_Exercise_
Pictures within the data are to be left out; everything else must be reproduced exactly.

+++

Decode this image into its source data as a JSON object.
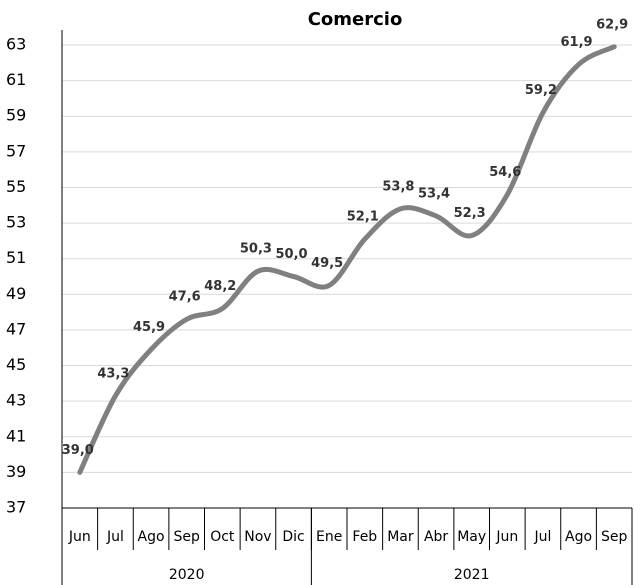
{
  "chart_data": {
    "type": "line",
    "title": "Comercio",
    "groups": [
      {
        "name": "2020",
        "categories": [
          "Jun",
          "Jul",
          "Ago",
          "Sep",
          "Oct",
          "Nov",
          "Dic"
        ]
      },
      {
        "name": "2021",
        "categories": [
          "Ene",
          "Feb",
          "Mar",
          "Abr",
          "May",
          "Jun",
          "Jul",
          "Ago",
          "Sep"
        ]
      }
    ],
    "series": [
      {
        "name": "Comercio",
        "color": "#808080",
        "values": [
          39.0,
          43.3,
          45.9,
          47.6,
          48.2,
          50.3,
          50.0,
          49.5,
          52.1,
          53.8,
          53.4,
          52.3,
          54.6,
          59.2,
          61.9,
          62.9
        ],
        "value_labels": [
          "39,0",
          "43,3",
          "45,9",
          "47,6",
          "48,2",
          "50,3",
          "50,0",
          "49,5",
          "52,1",
          "53,8",
          "53,4",
          "52,3",
          "54,6",
          "59,2",
          "61,9",
          "62,9"
        ]
      }
    ],
    "ylim": [
      37,
      63
    ],
    "yticks": [
      37,
      39,
      41,
      43,
      45,
      47,
      49,
      51,
      53,
      55,
      57,
      59,
      61,
      63
    ],
    "grid": true
  }
}
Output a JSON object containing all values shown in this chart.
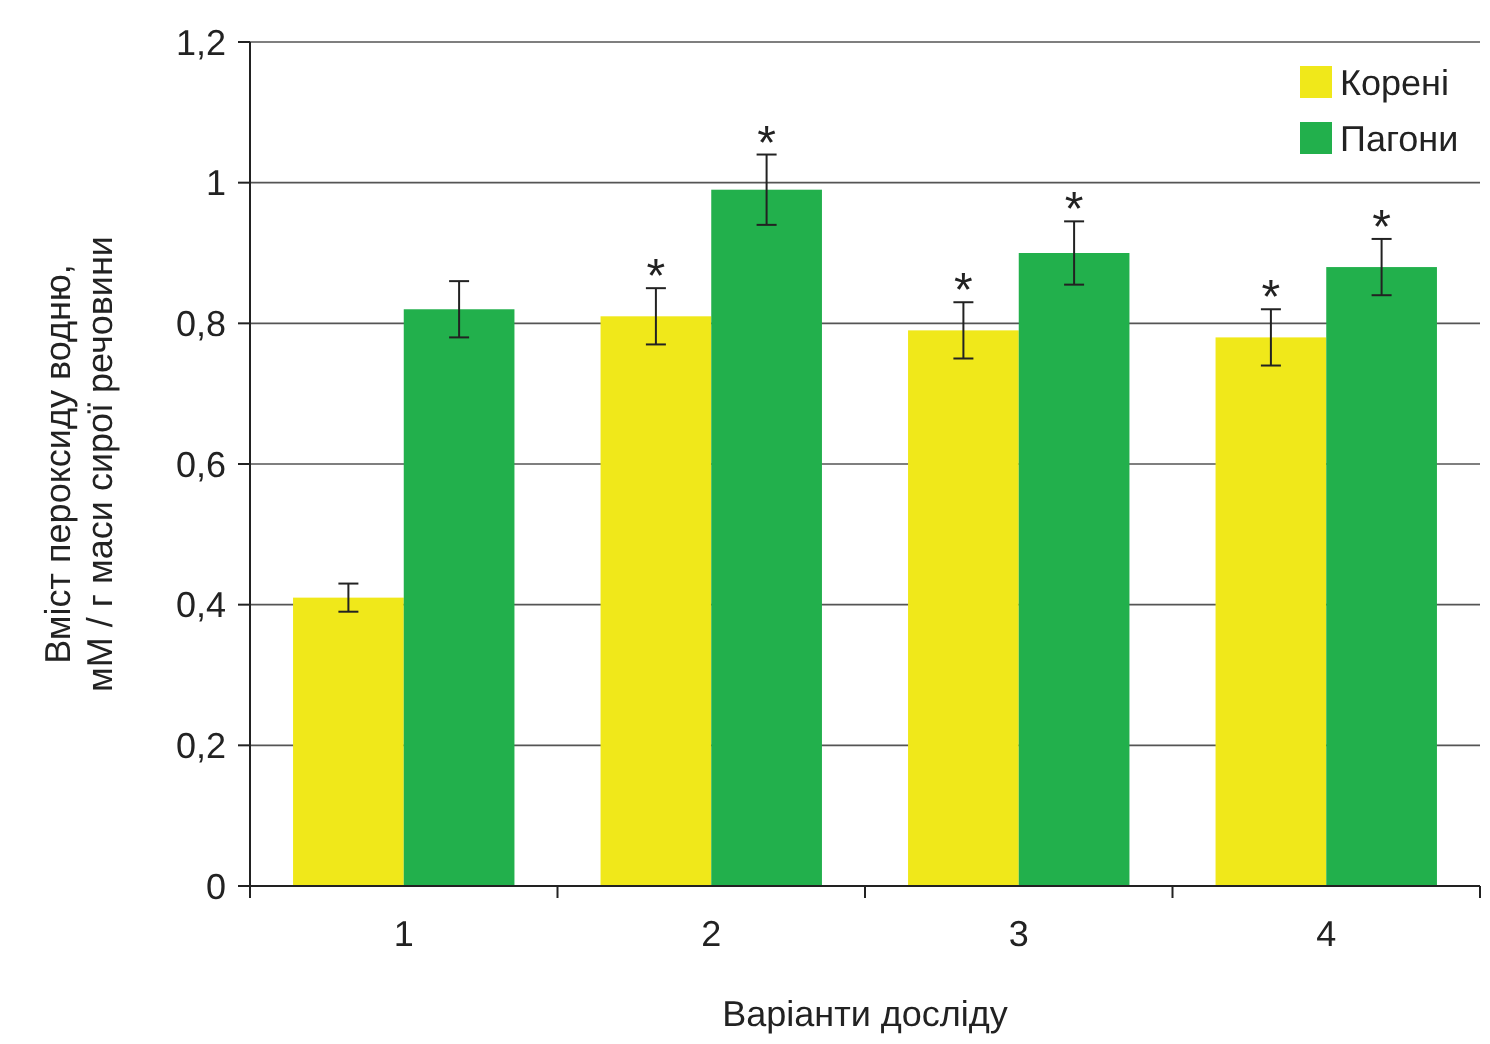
{
  "chart_data": {
    "type": "bar",
    "xlabel": "Варіанти досліду",
    "ylabel": "Вміст пероксиду водню,\nмМ / г маси сирої речовини",
    "categories": [
      "1",
      "2",
      "3",
      "4"
    ],
    "series": [
      {
        "name": "Корені",
        "color": "#f0e81a",
        "values": [
          0.41,
          0.81,
          0.79,
          0.78
        ],
        "errors": [
          0.02,
          0.04,
          0.04,
          0.04
        ]
      },
      {
        "name": "Пагони",
        "color": "#22b04c",
        "values": [
          0.82,
          0.99,
          0.9,
          0.88
        ],
        "errors": [
          0.04,
          0.05,
          0.045,
          0.04
        ]
      }
    ],
    "ylim": [
      0,
      1.2
    ],
    "yticks": [
      0,
      {
        "value": 0.2,
        "label": "0,2"
      },
      {
        "value": 0.4,
        "label": "0,4"
      },
      {
        "value": 0.6,
        "label": "0,6"
      },
      {
        "value": 0.8,
        "label": "0,8"
      },
      1,
      {
        "value": 1.2,
        "label": "1,2"
      }
    ],
    "grid": "y",
    "legend": "top right",
    "annotations": [
      {
        "text": "*",
        "x": "2",
        "y": 0.81
      },
      {
        "text": "*",
        "x": "2",
        "y": 0.99
      },
      {
        "text": "*",
        "x": "3",
        "y": 0.79
      },
      {
        "text": "*",
        "x": "3",
        "y": 0.9
      },
      {
        "text": "*",
        "x": "4",
        "y": 0.78
      },
      {
        "text": "*",
        "x": "4",
        "y": 0.88
      }
    ]
  }
}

+++

_The output_
Decode this image into its source data as a JSON object.
{
  "chart_data": {
    "type": "line",
    "title": "Comercio",
    "groups": [
      {
        "name": "2020",
        "categories": [
          "Jun",
          "Jul",
          "Ago",
          "Sep",
          "Oct",
          "Nov",
          "Dic"
        ]
      },
      {
        "name": "2021",
        "categories": [
          "Ene",
          "Feb",
          "Mar",
          "Abr",
          "May",
          "Jun",
          "Jul",
          "Ago",
          "Sep"
        ]
      }
    ],
    "series": [
      {
        "name": "Comercio",
        "color": "#808080",
        "values": [
          39.0,
          43.3,
          45.9,
          47.6,
          48.2,
          50.3,
          50.0,
          49.5,
          52.1,
          53.8,
          53.4,
          52.3,
          54.6,
          59.2,
          61.9,
          62.9
        ],
        "value_labels": [
          "39,0",
          "43,3",
          "45,9",
          "47,6",
          "48,2",
          "50,3",
          "50,0",
          "49,5",
          "52,1",
          "53,8",
          "53,4",
          "52,3",
          "54,6",
          "59,2",
          "61,9",
          "62,9"
        ]
      }
    ],
    "ylim": [
      37,
      63
    ],
    "yticks": [
      37,
      39,
      41,
      43,
      45,
      47,
      49,
      51,
      53,
      55,
      57,
      59,
      61,
      63
    ],
    "grid": true
  }
}
Output a JSON object containing all values shown in this chart.
{
  "chart_data": {
    "type": "bar",
    "xlabel": "Варіанти досліду",
    "ylabel": "Вміст пероксиду водню,\nмМ / г маси сирої речовини",
    "categories": [
      "1",
      "2",
      "3",
      "4"
    ],
    "series": [
      {
        "name": "Корені",
        "color": "#f0e81a",
        "values": [
          0.41,
          0.81,
          0.79,
          0.78
        ],
        "errors": [
          0.02,
          0.04,
          0.04,
          0.04
        ]
      },
      {
        "name": "Пагони",
        "color": "#22b04c",
        "values": [
          0.82,
          0.99,
          0.9,
          0.88
        ],
        "errors": [
          0.04,
          0.05,
          0.045,
          0.04
        ]
      }
    ],
    "ylim": [
      0,
      1.2
    ],
    "yticks": [
      0,
      {
        "value": 0.2,
        "label": "0,2"
      },
      {
        "value": 0.4,
        "label": "0,4"
      },
      {
        "value": 0.6,
        "label": "0,6"
      },
      {
        "value": 0.8,
        "label": "0,8"
      },
      1,
      {
        "value": 1.2,
        "label": "1,2"
      }
    ],
    "grid": "y",
    "legend": "top right",
    "annotations": [
      {
        "text": "*",
        "x": "2",
        "y": 0.81
      },
      {
        "text": "*",
        "x": "2",
        "y": 0.99
      },
      {
        "text": "*",
        "x": "3",
        "y": 0.79
      },
      {
        "text": "*",
        "x": "3",
        "y": 0.9
      },
      {
        "text": "*",
        "x": "4",
        "y": 0.78
      },
      {
        "text": "*",
        "x": "4",
        "y": 0.88
      }
    ]
  }
}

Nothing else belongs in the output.